Dataset records
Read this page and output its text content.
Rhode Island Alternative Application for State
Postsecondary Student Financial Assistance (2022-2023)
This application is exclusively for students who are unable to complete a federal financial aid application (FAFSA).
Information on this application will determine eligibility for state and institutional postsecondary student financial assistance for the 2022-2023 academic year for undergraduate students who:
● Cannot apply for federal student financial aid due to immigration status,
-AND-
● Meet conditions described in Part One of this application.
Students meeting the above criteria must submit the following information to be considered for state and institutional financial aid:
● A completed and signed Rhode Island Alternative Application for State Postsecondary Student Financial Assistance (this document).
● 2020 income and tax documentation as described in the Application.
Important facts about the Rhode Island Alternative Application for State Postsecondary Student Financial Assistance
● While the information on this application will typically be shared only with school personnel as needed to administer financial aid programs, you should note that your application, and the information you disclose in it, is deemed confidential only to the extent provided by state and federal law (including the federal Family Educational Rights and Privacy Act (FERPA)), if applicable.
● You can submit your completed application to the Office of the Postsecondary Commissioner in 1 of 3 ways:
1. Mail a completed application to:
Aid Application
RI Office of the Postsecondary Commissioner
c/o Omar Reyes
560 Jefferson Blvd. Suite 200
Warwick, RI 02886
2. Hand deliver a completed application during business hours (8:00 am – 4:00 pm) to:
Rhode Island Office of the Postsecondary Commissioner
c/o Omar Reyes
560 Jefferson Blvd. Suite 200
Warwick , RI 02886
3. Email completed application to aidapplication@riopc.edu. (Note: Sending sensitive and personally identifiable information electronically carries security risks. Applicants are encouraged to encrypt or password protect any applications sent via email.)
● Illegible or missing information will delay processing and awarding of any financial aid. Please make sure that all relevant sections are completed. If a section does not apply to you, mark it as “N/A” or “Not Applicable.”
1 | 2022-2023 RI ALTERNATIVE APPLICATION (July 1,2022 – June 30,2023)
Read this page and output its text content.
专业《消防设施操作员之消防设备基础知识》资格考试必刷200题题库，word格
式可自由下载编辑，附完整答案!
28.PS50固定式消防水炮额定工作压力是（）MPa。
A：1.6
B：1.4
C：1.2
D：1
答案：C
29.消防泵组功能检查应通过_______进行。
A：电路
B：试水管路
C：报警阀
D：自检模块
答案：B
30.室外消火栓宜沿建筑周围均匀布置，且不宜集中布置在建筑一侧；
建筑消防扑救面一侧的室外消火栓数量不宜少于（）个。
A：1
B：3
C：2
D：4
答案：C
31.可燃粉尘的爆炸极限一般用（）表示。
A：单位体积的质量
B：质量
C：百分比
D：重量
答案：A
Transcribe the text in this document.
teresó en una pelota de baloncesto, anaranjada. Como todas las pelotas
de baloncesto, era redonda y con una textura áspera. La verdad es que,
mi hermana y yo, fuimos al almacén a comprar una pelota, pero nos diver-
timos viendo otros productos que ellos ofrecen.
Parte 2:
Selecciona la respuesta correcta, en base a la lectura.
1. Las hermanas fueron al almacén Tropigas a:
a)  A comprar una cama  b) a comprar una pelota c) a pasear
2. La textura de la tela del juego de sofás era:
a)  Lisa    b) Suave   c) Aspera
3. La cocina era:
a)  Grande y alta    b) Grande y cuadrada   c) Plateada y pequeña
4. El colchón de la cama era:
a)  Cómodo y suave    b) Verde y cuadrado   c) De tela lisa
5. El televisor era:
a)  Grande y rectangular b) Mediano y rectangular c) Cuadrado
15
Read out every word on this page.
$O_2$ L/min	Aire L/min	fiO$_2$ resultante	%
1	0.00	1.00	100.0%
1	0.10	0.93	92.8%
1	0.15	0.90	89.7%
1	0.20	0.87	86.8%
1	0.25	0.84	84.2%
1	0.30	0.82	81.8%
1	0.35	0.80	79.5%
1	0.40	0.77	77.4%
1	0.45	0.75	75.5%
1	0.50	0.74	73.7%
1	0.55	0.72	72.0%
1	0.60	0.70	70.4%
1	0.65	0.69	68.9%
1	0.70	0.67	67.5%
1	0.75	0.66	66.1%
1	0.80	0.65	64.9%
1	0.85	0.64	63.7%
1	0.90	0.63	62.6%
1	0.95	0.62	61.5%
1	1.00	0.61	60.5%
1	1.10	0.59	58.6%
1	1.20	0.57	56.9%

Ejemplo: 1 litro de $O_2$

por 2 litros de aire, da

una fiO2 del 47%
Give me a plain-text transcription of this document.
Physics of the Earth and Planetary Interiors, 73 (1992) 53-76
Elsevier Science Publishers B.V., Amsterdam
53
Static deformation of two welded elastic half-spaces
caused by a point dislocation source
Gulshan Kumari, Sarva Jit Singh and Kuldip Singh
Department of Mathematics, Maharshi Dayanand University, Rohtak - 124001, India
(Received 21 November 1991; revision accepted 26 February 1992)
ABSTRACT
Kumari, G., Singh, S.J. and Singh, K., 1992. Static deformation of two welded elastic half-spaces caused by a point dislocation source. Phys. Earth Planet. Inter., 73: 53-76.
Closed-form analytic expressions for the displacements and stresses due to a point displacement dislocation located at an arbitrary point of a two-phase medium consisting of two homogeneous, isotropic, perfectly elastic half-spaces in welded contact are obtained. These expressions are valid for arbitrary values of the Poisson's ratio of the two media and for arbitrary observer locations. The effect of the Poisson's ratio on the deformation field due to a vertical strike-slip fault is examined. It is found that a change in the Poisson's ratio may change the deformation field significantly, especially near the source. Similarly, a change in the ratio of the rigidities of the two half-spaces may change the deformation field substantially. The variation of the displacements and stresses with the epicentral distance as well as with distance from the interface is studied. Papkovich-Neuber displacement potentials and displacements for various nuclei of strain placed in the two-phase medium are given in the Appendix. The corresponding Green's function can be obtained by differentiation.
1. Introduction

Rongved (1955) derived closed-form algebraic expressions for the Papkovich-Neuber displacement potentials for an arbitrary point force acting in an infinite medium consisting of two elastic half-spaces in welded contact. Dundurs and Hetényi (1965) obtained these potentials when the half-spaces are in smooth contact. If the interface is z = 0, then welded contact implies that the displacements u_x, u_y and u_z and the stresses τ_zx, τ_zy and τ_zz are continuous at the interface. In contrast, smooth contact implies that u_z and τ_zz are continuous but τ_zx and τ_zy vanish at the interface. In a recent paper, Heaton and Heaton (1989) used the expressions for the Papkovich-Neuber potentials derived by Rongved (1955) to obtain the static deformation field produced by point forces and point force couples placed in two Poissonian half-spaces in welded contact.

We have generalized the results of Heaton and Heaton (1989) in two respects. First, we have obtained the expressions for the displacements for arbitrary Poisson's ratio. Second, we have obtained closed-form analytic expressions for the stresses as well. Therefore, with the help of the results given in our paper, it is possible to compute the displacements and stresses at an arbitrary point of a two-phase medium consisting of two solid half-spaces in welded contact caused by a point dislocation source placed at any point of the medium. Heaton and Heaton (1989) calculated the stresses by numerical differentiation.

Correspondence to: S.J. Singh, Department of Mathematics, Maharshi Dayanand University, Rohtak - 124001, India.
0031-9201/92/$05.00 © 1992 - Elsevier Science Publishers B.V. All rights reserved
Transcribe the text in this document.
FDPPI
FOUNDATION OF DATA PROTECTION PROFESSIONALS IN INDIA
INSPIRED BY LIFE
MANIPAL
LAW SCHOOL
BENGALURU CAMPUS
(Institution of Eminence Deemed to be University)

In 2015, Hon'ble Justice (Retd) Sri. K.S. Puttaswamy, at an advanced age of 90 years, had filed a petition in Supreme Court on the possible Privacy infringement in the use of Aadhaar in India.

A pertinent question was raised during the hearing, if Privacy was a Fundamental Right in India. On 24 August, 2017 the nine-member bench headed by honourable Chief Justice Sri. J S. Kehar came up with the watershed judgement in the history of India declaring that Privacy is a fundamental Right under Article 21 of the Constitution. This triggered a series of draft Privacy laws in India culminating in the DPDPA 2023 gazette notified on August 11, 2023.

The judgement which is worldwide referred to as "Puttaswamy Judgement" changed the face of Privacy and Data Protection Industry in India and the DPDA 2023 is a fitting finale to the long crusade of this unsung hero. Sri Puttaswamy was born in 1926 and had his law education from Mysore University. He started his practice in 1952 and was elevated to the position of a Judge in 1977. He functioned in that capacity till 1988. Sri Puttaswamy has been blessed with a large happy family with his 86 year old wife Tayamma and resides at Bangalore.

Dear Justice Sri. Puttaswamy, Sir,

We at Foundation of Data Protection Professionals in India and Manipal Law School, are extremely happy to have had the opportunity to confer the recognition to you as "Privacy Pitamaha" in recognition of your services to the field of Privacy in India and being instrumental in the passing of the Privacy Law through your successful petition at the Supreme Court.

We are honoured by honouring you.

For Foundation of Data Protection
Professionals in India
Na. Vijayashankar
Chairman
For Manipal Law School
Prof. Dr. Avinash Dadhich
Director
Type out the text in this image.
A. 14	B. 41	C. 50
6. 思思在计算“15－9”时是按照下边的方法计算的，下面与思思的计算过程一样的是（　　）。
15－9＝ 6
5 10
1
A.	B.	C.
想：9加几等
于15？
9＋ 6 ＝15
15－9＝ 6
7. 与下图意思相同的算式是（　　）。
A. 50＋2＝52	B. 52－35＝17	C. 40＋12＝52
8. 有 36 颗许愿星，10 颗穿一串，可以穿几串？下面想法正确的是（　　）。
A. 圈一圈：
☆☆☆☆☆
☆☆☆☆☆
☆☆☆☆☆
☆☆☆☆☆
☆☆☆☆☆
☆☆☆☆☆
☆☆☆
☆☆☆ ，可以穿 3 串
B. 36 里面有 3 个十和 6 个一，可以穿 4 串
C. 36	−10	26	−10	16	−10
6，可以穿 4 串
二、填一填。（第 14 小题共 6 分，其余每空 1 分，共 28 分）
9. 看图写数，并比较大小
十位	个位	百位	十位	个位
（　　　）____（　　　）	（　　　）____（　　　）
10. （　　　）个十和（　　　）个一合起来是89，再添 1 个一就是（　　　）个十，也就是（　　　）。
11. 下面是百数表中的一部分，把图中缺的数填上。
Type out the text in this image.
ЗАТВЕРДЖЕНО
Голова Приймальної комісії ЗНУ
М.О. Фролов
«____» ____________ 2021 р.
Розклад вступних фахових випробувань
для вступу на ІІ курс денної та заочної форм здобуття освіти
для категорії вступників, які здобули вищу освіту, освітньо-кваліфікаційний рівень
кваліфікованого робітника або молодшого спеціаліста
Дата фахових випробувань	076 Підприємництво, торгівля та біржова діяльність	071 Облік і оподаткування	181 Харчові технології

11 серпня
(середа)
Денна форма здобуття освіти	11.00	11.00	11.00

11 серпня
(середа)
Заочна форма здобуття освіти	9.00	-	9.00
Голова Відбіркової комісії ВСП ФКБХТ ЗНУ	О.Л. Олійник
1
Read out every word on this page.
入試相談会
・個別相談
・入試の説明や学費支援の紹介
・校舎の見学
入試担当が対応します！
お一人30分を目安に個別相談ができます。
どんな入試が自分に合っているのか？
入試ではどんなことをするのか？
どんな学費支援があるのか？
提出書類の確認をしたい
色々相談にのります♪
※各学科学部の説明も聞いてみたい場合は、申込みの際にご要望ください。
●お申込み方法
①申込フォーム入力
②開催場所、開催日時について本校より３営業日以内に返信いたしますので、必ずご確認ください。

● **STATED TASK**: Using the material above, gather every line that includes "described".

● **ANSWER FOR THE TASK**:
● Meet conditions described in Part One of this application.
● 2020 income and tax documentation as described in the Application.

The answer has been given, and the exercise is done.